Conclusie en gevolgen

12. Het beroep is ongegrond omdat de heffingsambtenaar aannemelijk heeft gemaakt dat de waarde van de woning niet te hoog is vastgesteld. Er bestaat daarom geen aanleiding voor een veroordeling van de proceskosten of vergoeding van het betaalde griffierecht.

Beslissing

De rechtbank verklaart het beroep ongegrond.
Deze uitspraak is gedaan door mr. J.R. van Es-de Vries, rechter, in aanwezigheid van mr. E. Stumpel, griffier. De uitspraak is uitgesproken in het openbaar op 16 december 2024.
De rechter is verhinderd te tekenen.
de griffier de rechter
Een afschrift van deze uitspraak is verzonden aan partijen op:

Informatie over hoger beroep

Een partij die het niet eens is met deze uitspraak, kan een hogerberoepschrift sturen naar het gerechtshof Arnhem-Leeuwarden waarin wordt uitgelegd waarom deze partij het niet eens is met deze uitspraak. Het hogerberoepschrift moet worden ingediend binnen zes weken na de dag waarop deze uitspraak is verzonden.

◆ **WAT GEVRAAGD WORDT**:
1 – Herschrijf in de rechterlijke uitspraak over de woningwaarde alles van "De rechtbank verklaart" tot en met "uitspraak is verzonden.", en zet daarbij "secretaris" in de plaats van "griffier".
2 – Zet de rechterlijke uitspraak over de woningwaarde voort vanaf het punt waar die ophoudt.
Het materiaal staat los van deze tekst.

[Records uit de gegevensset]
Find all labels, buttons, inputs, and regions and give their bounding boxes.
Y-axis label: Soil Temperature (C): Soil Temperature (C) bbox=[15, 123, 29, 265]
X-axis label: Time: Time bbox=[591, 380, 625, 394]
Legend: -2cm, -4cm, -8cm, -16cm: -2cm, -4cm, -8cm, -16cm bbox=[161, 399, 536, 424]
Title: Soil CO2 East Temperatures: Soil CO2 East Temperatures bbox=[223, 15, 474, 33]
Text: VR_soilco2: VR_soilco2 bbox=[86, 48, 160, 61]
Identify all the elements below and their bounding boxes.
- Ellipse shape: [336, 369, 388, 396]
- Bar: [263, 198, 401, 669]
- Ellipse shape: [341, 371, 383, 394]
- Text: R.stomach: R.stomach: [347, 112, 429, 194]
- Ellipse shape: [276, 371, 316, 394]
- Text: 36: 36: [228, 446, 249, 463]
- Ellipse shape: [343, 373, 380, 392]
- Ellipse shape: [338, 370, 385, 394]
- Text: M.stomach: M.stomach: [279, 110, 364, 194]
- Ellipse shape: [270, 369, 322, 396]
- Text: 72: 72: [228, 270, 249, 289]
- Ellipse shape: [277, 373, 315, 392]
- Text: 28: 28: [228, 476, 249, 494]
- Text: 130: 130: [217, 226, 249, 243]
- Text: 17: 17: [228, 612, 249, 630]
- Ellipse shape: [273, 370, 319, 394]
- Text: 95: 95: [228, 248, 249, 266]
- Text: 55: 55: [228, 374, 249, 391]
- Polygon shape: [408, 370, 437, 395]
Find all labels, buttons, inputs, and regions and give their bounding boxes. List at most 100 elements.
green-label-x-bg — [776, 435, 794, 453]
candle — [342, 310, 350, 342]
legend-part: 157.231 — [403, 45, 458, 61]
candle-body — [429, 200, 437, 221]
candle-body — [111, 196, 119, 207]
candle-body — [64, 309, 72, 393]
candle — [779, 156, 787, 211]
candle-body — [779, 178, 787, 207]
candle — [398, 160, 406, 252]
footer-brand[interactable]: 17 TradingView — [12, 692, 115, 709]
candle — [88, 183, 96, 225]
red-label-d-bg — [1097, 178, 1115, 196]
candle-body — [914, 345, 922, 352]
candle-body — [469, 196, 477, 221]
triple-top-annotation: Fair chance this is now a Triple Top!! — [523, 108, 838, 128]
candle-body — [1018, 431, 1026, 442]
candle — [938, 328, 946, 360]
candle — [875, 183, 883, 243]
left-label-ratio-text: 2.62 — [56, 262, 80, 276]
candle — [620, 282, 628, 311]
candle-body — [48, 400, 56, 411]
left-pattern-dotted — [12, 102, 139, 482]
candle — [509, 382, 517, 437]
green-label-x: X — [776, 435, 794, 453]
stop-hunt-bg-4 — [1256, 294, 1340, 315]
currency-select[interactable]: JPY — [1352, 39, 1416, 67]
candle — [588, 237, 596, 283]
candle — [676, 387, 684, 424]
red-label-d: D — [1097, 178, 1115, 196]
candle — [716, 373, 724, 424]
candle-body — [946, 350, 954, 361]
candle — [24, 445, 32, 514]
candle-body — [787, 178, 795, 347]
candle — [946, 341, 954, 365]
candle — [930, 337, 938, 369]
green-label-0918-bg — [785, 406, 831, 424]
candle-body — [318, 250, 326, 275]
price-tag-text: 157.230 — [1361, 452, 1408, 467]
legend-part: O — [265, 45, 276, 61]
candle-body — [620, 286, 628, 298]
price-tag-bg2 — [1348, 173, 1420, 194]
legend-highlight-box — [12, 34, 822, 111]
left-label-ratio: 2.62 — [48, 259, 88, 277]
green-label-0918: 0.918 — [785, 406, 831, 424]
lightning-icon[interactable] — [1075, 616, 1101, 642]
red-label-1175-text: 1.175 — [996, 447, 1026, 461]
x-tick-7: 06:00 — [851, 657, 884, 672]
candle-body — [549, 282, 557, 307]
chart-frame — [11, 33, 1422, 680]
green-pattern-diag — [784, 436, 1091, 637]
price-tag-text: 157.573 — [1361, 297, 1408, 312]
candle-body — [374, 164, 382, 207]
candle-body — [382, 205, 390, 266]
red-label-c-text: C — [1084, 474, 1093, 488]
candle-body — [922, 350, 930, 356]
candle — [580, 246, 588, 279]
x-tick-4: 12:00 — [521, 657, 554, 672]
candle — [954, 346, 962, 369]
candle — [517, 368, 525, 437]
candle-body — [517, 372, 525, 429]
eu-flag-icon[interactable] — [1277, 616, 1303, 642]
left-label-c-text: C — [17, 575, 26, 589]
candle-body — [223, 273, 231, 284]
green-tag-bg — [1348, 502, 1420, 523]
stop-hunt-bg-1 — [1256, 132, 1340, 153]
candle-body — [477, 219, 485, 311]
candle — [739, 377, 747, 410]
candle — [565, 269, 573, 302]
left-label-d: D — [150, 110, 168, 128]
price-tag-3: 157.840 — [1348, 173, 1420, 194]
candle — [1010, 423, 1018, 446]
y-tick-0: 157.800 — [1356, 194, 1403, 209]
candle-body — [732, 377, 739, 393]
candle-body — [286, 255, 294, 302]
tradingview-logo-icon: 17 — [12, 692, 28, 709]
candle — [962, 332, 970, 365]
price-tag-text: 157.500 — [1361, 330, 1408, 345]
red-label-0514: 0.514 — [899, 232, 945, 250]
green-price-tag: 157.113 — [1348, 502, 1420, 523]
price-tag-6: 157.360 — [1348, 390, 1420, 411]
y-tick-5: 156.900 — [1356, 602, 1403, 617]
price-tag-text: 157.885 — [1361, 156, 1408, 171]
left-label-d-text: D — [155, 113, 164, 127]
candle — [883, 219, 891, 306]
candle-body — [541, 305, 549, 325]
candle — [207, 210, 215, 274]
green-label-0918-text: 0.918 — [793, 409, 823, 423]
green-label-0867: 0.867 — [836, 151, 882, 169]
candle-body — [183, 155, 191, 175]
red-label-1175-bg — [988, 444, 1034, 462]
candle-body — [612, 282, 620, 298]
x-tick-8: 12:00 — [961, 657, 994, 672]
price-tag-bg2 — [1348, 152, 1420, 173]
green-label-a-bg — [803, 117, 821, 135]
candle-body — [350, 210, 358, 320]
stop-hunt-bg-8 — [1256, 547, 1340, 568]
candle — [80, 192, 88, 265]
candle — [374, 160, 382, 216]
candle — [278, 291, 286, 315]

◆ **ANTWOORDEN PER OPDRACHT**:
1 –
De rechtbank verklaart het beroep ongegrond.
Deze uitspraak is gedaan door mr. J.R. van Es-de Vries, rechter, in aanwezigheid van mr. E. Stumpel, secretaris. De uitspraak is uitgesproken in het openbaar op 16 december 2024.
De rechter is verhinderd te tekenen.
de secretaris de rechter
Een afschrift van deze uitspraak is verzonden aan partijen op:

Informatie over hoger beroep

Een partij die het niet eens is met deze uitspraak, kan een hogerberoepschrift sturen naar het gerechtshof Arnhem-Leeuwarden waarin wordt uitgelegd waarom deze partij het niet eens is met deze uitspraak. Het hogerberoepschrift moet worden ingediend binnen zes weken na de dag waarop deze uitspraak is verzonden.

2 –
Digitaal beroep instellen kan via “Formulieren en inloggen” op www.rechtspraak.nl. Hoger beroep instellen kan eventueel ook nog steeds door verzending van een brief aan het gerechtshof Arnhem-Leeuwarden (belastingkamer), Locatie Arnhem, Postbus 9030, 6800 EM Arnhem.
Kan de indiener de behandeling van het hoger beroep niet afwachten, omdat de zaak spoed heeft, dan kan de indiener de voorzieningenrechter van het gerechtshof Arnhem-Leeuwarden vragen om een voorlopige voorziening (een tijdelijke maatregel) te treffen.